### Exercise aim
Check each line for the string "content". Give only the count of lines that have it.

....................

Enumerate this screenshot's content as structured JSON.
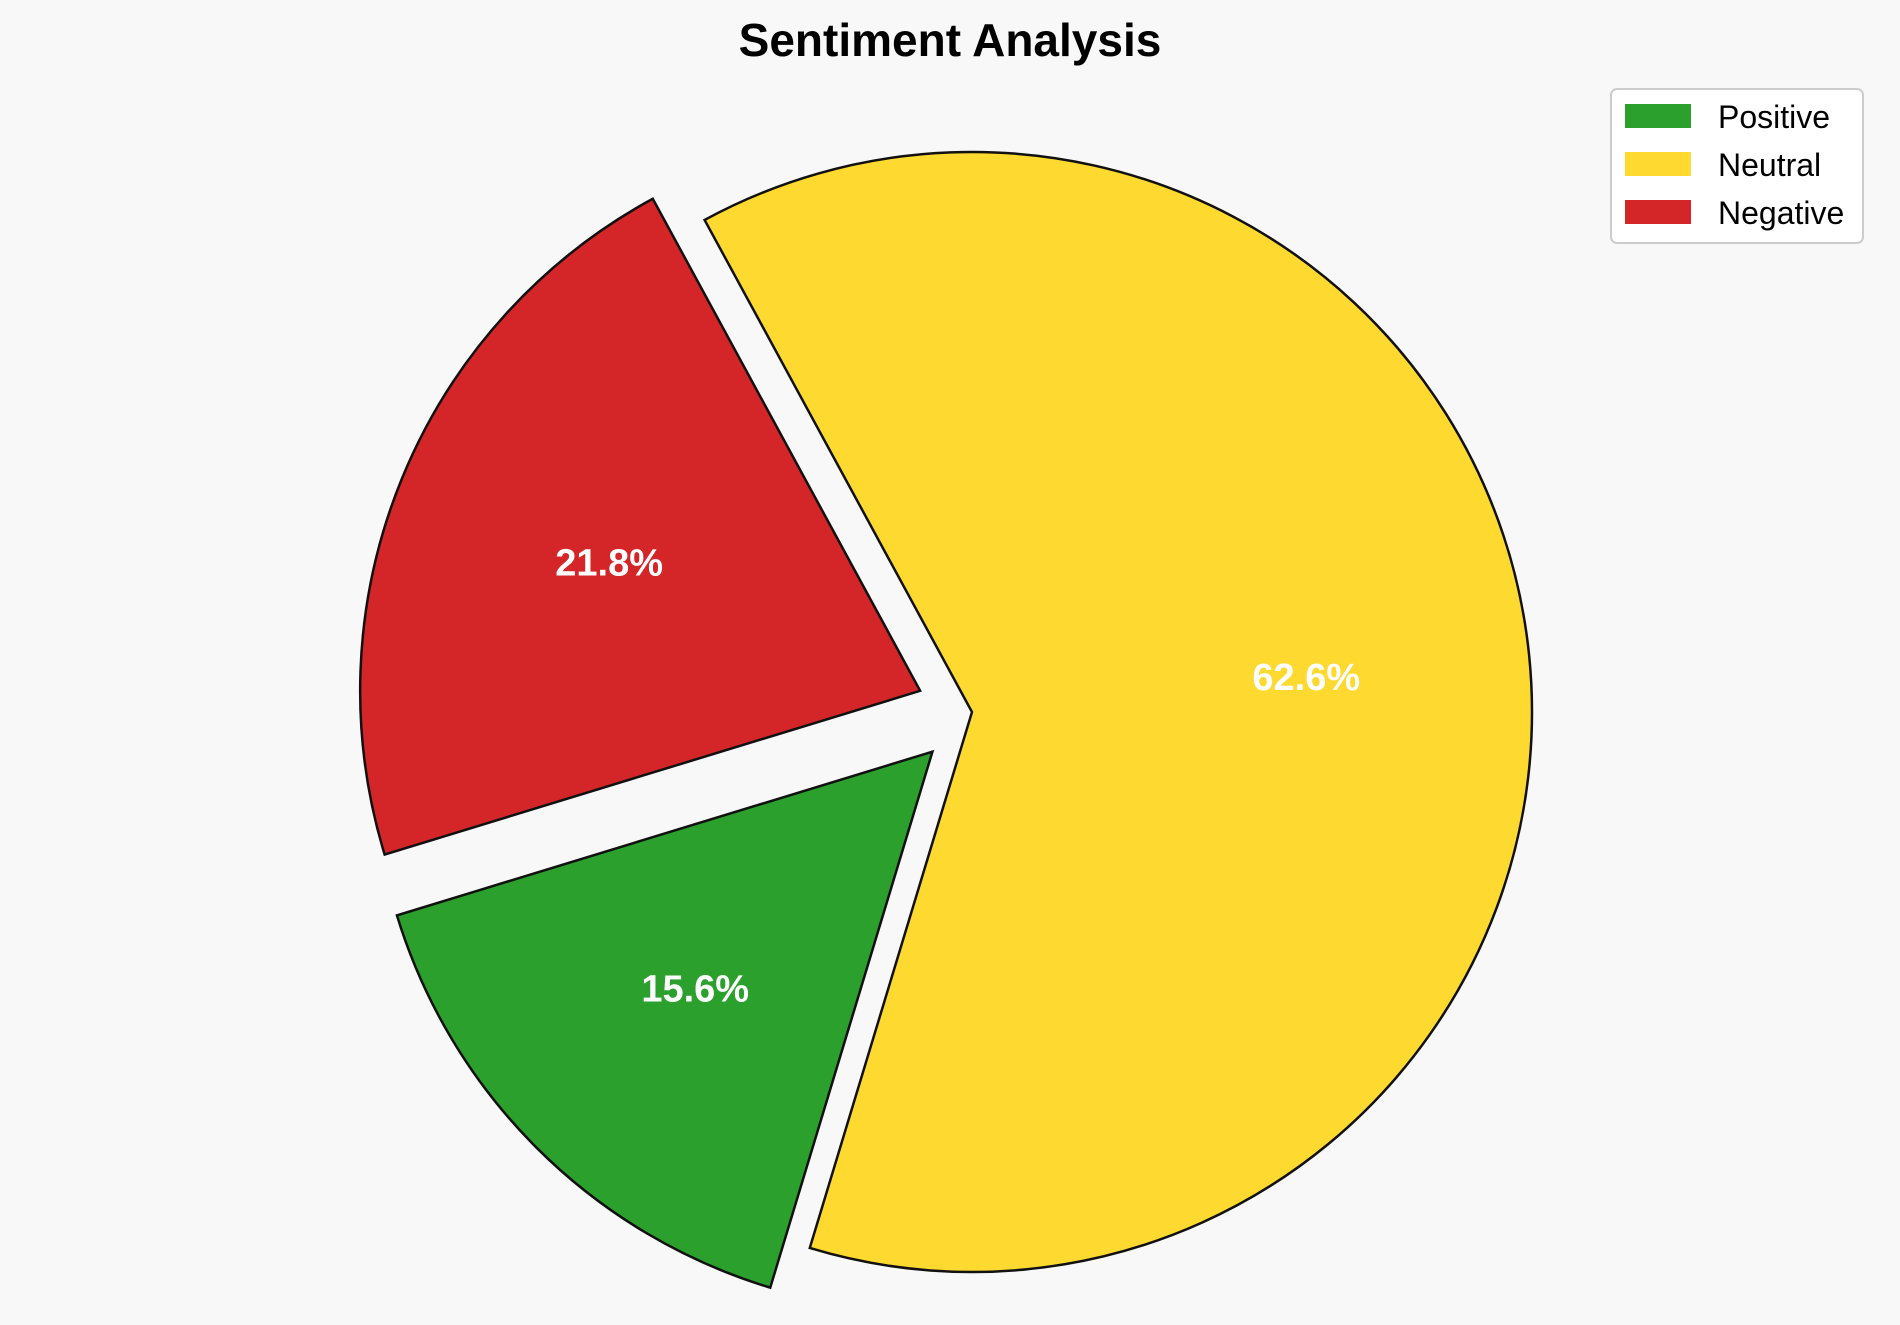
{
  "chart_data": {
    "type": "pie",
    "title": "Sentiment Analysis",
    "categories": [
      "Positive",
      "Neutral",
      "Negative"
    ],
    "values": [
      15.6,
      62.6,
      21.8
    ],
    "labels": [
      "15.6%",
      "62.6%",
      "21.8%"
    ],
    "colors": [
      "#2ca02c",
      "#fed92f",
      "#d42628"
    ],
    "exploded": [
      true,
      false,
      true
    ],
    "legend_position": "top-right",
    "start_angle_degrees": 197
  }
}
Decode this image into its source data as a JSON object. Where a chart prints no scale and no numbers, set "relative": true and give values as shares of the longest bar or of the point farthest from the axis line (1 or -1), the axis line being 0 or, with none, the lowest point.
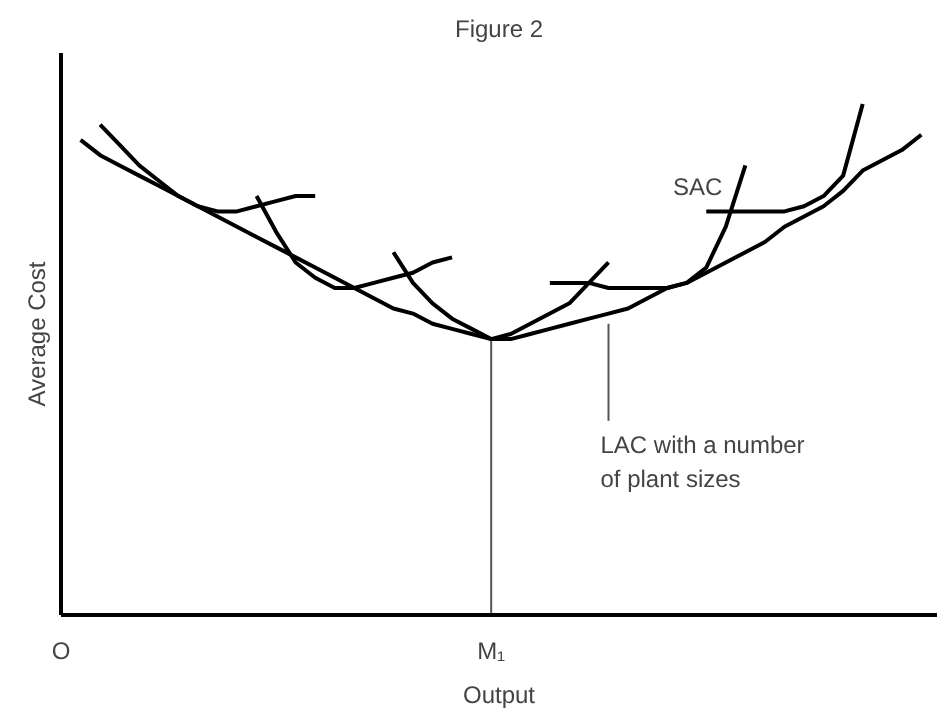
{
  "chart_data": {
    "type": "line",
    "title": "Figure 2",
    "xlabel": "Output",
    "ylabel": "Average Cost",
    "relative": true,
    "tick_labels": "x",
    "grid": false,
    "marker": "none",
    "line_style": "solid",
    "categories": [
      "O",
      null,
      null,
      null,
      null,
      null,
      null,
      null,
      null,
      null,
      null,
      null,
      null,
      null,
      null,
      null,
      null,
      null,
      null,
      null,
      null,
      null,
      "M₁",
      null,
      null,
      null,
      null,
      null,
      null,
      null,
      null,
      null,
      null,
      null,
      null,
      null,
      null,
      null,
      null,
      null,
      null,
      null,
      null,
      null,
      null
    ],
    "series": [
      {
        "color": "#000000",
        "values": [
          null,
          0.93,
          0.9,
          0.88,
          0.86,
          0.84,
          0.82,
          0.8,
          0.78,
          0.76,
          0.74,
          0.72,
          0.7,
          0.68,
          0.66,
          0.64,
          0.62,
          0.6,
          0.59,
          0.57,
          0.56,
          0.55,
          0.54,
          0.54,
          0.55,
          0.56,
          0.57,
          0.58,
          0.59,
          0.6,
          0.62,
          0.64,
          0.65,
          0.67,
          0.69,
          0.71,
          0.73,
          0.76,
          0.78,
          0.8,
          0.83,
          0.87,
          0.89,
          0.91,
          0.94
        ]
      },
      {
        "color": "#000000",
        "values": [
          null,
          null,
          0.96,
          0.92,
          0.88,
          0.85,
          0.82,
          0.8,
          0.79,
          0.79,
          0.8,
          0.81,
          0.82,
          0.82,
          null,
          null,
          null,
          null,
          null,
          null,
          null,
          null,
          null,
          null,
          null,
          null,
          null,
          null,
          null,
          null,
          null,
          null,
          null,
          null,
          null,
          null,
          null,
          null,
          null,
          null,
          null,
          null,
          null,
          null,
          null
        ]
      },
      {
        "color": "#000000",
        "values": [
          null,
          null,
          null,
          null,
          null,
          null,
          null,
          null,
          null,
          null,
          0.82,
          0.75,
          0.69,
          0.66,
          0.64,
          0.64,
          0.65,
          0.66,
          0.67,
          0.69,
          0.7,
          null,
          null,
          null,
          null,
          null,
          null,
          null,
          null,
          null,
          null,
          null,
          null,
          null,
          null,
          null,
          null,
          null,
          null,
          null,
          null,
          null,
          null,
          null,
          null
        ]
      },
      {
        "color": "#000000",
        "values": [
          null,
          null,
          null,
          null,
          null,
          null,
          null,
          null,
          null,
          null,
          null,
          null,
          null,
          null,
          null,
          null,
          null,
          0.71,
          0.65,
          0.61,
          0.58,
          0.56,
          0.54,
          0.55,
          0.57,
          0.59,
          0.61,
          0.65,
          0.69,
          null,
          null,
          null,
          null,
          null,
          null,
          null,
          null,
          null,
          null,
          null,
          null,
          null,
          null,
          null,
          null
        ]
      },
      {
        "color": "#000000",
        "values": [
          null,
          null,
          null,
          null,
          null,
          null,
          null,
          null,
          null,
          null,
          null,
          null,
          null,
          null,
          null,
          null,
          null,
          null,
          null,
          null,
          null,
          null,
          null,
          null,
          null,
          0.65,
          0.65,
          0.65,
          0.64,
          0.64,
          0.64,
          0.64,
          0.65,
          0.68,
          0.76,
          0.88,
          null,
          null,
          null,
          null,
          null,
          null,
          null,
          null,
          null
        ]
      },
      {
        "color": "#000000",
        "values": [
          null,
          null,
          null,
          null,
          null,
          null,
          null,
          null,
          null,
          null,
          null,
          null,
          null,
          null,
          null,
          null,
          null,
          null,
          null,
          null,
          null,
          null,
          null,
          null,
          null,
          null,
          null,
          null,
          null,
          null,
          null,
          null,
          null,
          0.79,
          0.79,
          0.79,
          0.79,
          0.79,
          0.8,
          0.82,
          0.86,
          1.0,
          null,
          null,
          null
        ]
      }
    ],
    "ref_lines": [
      {
        "axis": "x",
        "value": "M₁",
        "color": "#555555"
      }
    ],
    "annotations": [
      "SAC",
      "LAC with a number of plant sizes"
    ]
  }
}
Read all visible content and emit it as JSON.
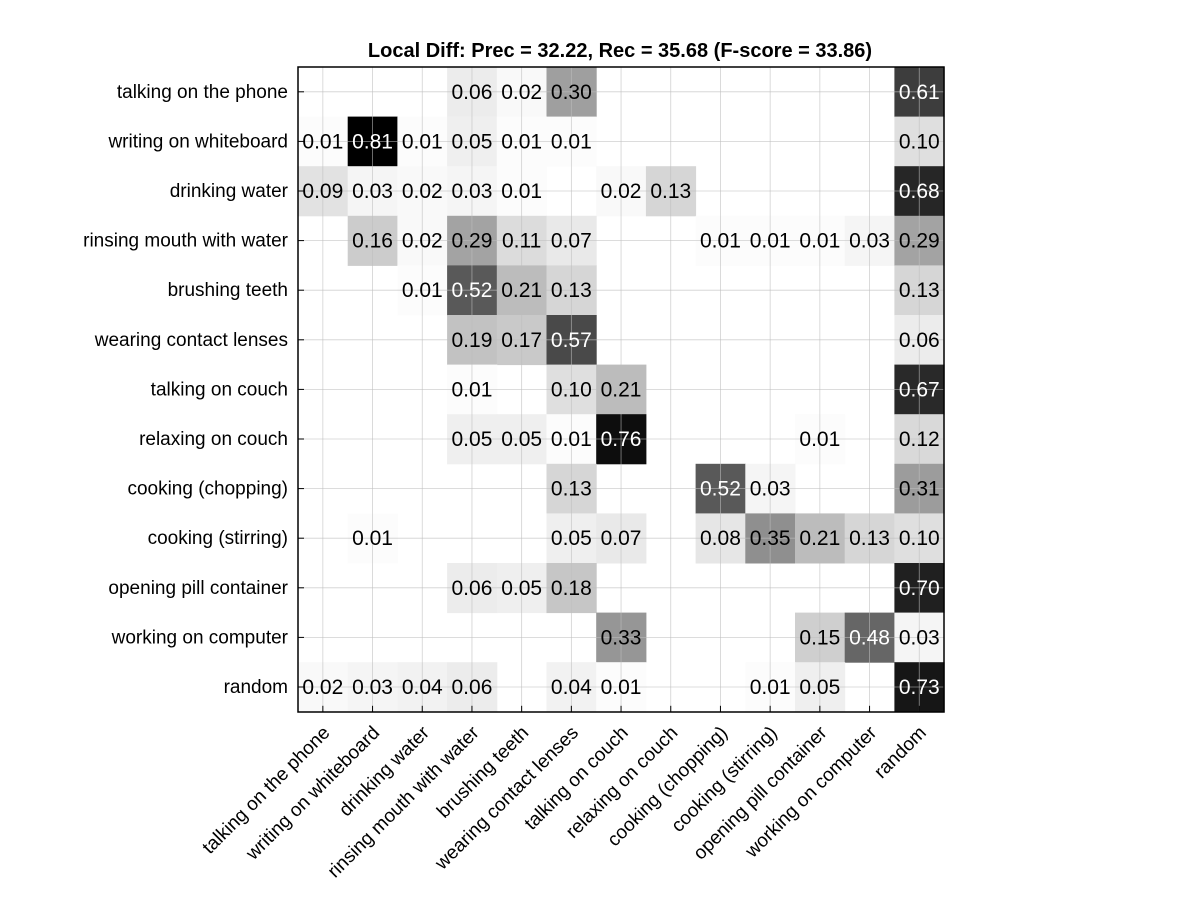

....................

### Expected answer
2